Maria Karam, Carmen Branje, John-Patrick Udo, Frank Russo, and Deborah I. Fels

Journal of Usability Studies, Volume 5, Issue 4, August 2010, pp. 132 - 146

Article Contents


Results

We report on the results from the researcher-administered and the self-administered questionnaires, in addition to the advantages and disadvantages experienced with both methods. Results from the human-administered questionnaire were described in a previous paper (Branje et al., 2009). In this section, we review results from the self-administered version and then compare these results to those of the human-administered version. A Kolmogorov-Smirnov test for normality showed that the data departed significantly from normality, due to the difference in the number of participants and question responses between the two conditions. As a result, a non-parametric Mann-Whitney test was performed to examine whether there were significant differences between the two survey methods for the respective survey responses. Seven of the eighteen response questions, including four of the five questions concerning the detectability of the various aspects of the Emoti-Chair, were found to have a statistically significant difference (p < 0.05) between survey methods (see Table 2).

Researcher-Administered Questionnaire Results

Having a researcher present to administer questions to a participant is an effective way of reducing problems associated with the integrity of the results and for obtaining additional information through open-ended questions and interviews about the user experience with the system. Humans have an advantage over computers to make observations, alter their approach, or answer questions while the participant is engaged. However, it is also more challenging to approach people in a public setting without interfering with the natural flow of the user experience.

Several existing problems common to human-administered questionnaires were also present in this study, including the potential for participants to feel the need to respond positively because they were speaking with a person and may not have wanted to provide negative feedback. While human researchers can also obtain additional information through interviews and open-ended questions, we were more interested in leveraging the large turnover of visitors who could provide us with general feedback on the system. This approach provided us with a broad overview of the users’ perspective on the system within the public entertainment domain, towards further identifying problems and other issues with the universality of the design.

Self-Administered Questionnaire Results

Many aspects of the self-administered questionnaire made it preferable over the researcher-administered one. First, although initial programming work was required to develop the automated questionnaire, very little continued labor was required from the research team to administer the questionnaire. The questionnaire was remotely accessible and so data could be collected on a regular basis and any problems with the questionnaire could be identified and fixed early on in the pilot stage of the study. The self-administered questionnaire yielded a high number of participants, and even after anomalous entries were deleted, over 550 usable questionnaire entries were collected over a two-month period.

As we expected, a major problem with the self-administered questionnaire was associated with the public nature of the display. Researchers observed participants pressing question keys in rapid succession and observed others walking away from incomplete questionnaires.

(Listings of boxed layout items)
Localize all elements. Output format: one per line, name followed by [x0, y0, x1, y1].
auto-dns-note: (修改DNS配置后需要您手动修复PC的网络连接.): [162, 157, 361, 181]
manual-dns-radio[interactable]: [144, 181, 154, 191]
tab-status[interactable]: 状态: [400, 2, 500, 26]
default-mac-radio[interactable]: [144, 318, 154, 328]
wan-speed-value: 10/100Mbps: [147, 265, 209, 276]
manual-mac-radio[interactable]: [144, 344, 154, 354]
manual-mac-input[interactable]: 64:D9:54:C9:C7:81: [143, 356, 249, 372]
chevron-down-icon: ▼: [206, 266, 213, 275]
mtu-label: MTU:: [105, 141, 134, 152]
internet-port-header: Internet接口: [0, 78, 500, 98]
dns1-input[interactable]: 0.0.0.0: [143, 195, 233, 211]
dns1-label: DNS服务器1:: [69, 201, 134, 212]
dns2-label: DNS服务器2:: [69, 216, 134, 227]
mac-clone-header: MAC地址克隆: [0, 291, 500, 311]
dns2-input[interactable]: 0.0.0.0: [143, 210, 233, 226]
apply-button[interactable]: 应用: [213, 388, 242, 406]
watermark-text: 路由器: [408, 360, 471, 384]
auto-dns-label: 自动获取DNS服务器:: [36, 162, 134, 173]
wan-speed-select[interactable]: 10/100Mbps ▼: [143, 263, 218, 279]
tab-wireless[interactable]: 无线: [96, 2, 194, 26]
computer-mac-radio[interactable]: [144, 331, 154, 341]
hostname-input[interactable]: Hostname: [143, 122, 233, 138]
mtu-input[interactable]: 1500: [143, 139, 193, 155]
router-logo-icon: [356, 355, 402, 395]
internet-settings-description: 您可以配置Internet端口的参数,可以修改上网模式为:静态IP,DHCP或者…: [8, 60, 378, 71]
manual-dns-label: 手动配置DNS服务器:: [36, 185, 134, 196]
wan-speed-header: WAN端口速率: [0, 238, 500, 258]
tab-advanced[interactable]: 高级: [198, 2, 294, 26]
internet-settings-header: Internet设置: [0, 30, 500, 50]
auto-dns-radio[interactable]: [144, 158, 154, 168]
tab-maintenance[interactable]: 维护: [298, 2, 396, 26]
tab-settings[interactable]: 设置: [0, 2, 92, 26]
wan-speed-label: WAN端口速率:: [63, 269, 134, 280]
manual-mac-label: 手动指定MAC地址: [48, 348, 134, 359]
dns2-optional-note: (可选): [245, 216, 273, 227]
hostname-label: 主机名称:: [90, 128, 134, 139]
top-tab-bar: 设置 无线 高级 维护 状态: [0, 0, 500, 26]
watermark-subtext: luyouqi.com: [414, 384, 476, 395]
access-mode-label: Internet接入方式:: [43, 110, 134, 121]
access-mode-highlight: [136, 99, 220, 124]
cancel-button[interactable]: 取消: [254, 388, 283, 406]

Stated goal A
Answer these questions from the article on questionnaire methods:
(i) Which test was used to check for significant differences between the two survey methods?
(ii) How many usable entries did the self-administered questionnaire yield, and over what period?
(iii) What two behaviors did researchers observe among participants at the public display?
Stated goal B
Write what comes next in the article on questionnaire methods.

Task response A
(i) A non-parametric Mann-Whitney test.
(ii) Over 550 usable entries, collected over a two-month period.
(iii) Some participants pressed question keys in rapid succession, and others walked away from incomplete questionnaires.

Task response B
As this was a children’s science museum, there were many attention grabbing aspects of the exhibits competing for visitors’ attention, and it appeared that in some cases the questionnaire was not able to retain the participants’ focus long enough to complete the 25 questions.

Comparing Results Between Survey Methods

In this section, we discuss the differences in survey results between the two questionnaire methods. These are presented and organized based on sections of the questionnaires. Although most of the results showed no statistically significant difference between the two methods, this is an expected result, suggesting that both methods yield similar results. The few that did show difference are discussed below.

Table 1. Age groups of the participants who took part in each survey method.

Table 1

Demographics

There were no participants in the oldest age category (65+) surveyed using the human-administered questionnaire and only 21 were surveyed using the computer-administered survey. The largest number of participants for both the computer and human administered surveys were youths, followed by adults and children. This seems to reflect the demographic of visitors to the museum, which is geared towards schools where a few adults supervise many children.

The distribution of participants for both methodologies was statistically significant, such that the groups were not equally divided by age. We suspect that the variation in age group taking part in the studies may be due to several factors. First, children under 10 are likely to have lower comprehension and reading levels than youth or adults, which may have discouraged many from taking the self-administered survey. Youths may have been more confident in taking the survey, because they are more likely to be comfortable with computers systems and touch screens. Additionally, the survey was mounted on the wall approximately 36 cm off the floor, which may have been out of reach for some of the younger visitors.

Detection of Tactile Sensations

One of the most important aspects of the Emoti-Chair explored in this study was the detectability of each of its tactile components. We found that responses to questions about the detectability of sensations were significantly different for the two survey methods. Table 2 shows the mean and standard deviation (sd) for questions with significant results. In general, participants interviewed by the researchers indicated that they could detect the whole body vibrations, the lower back vibrations, and arm vibrations more than participants who took the self-administered survey. However, upper back vibrations were found to be significantly less obvious to respondents of the researcher-administered survey than in the automated version. There were several possible reasons for this result. First, the signals emitted through the tactile devices located on the upper back were relatively weaker than those on the lower parts of the back. The upper back stimulators were used to convey high frequency signals, while the seat presented vibrations in the mid to low frequency ranges. At high frequencies the voice coils do not vibrate as strongly as they do for lower frequencies, making them more difficult to sense.

Table 2. Significant differences between computer-based and researcher collected survey data using the Mann-Whitney U test. Ratings were provided on a 5-point Likert scale where 1 is the least detectable and 5 is the most detectable.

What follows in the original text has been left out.